# Your goal:
Answer with a number only: how many lines of the data contain "type"?

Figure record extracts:

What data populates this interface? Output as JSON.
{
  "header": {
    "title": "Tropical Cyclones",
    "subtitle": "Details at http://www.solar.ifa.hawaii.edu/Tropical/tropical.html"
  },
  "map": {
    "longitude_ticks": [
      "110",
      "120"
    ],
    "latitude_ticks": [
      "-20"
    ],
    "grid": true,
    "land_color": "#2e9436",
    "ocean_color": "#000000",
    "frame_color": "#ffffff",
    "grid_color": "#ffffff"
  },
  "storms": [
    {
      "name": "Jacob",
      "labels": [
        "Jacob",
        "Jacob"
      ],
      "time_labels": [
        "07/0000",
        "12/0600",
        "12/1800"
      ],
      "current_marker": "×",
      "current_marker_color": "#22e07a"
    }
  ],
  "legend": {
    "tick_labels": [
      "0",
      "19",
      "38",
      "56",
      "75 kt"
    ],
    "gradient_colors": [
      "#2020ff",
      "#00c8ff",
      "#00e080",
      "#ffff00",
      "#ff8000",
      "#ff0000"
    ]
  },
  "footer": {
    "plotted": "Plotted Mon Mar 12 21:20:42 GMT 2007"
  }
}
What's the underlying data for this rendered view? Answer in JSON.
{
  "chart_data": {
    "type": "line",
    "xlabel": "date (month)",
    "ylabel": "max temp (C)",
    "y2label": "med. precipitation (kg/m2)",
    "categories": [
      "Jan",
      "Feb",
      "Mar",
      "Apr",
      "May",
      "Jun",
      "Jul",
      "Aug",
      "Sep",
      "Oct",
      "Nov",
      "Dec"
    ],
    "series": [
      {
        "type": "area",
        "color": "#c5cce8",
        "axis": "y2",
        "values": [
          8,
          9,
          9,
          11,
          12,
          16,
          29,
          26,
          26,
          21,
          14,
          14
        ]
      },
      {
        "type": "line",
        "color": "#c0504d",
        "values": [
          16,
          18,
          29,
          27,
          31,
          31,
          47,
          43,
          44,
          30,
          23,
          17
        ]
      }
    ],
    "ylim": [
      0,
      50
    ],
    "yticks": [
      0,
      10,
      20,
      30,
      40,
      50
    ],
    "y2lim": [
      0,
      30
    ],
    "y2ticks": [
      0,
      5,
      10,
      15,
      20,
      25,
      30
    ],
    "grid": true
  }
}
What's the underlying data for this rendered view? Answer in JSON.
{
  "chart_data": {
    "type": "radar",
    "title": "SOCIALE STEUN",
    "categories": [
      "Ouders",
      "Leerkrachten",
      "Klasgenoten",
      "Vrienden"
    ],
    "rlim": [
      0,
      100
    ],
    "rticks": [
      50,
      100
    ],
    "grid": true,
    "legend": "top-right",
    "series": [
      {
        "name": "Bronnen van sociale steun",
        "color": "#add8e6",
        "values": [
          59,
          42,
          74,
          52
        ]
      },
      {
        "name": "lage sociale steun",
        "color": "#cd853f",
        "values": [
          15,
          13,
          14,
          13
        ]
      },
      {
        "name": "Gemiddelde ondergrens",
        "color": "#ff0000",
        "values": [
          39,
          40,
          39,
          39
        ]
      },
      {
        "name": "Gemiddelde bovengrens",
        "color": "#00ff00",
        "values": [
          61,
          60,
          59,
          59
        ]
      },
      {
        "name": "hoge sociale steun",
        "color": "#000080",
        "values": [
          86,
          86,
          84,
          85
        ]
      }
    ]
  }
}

# Answer to this exercise:
4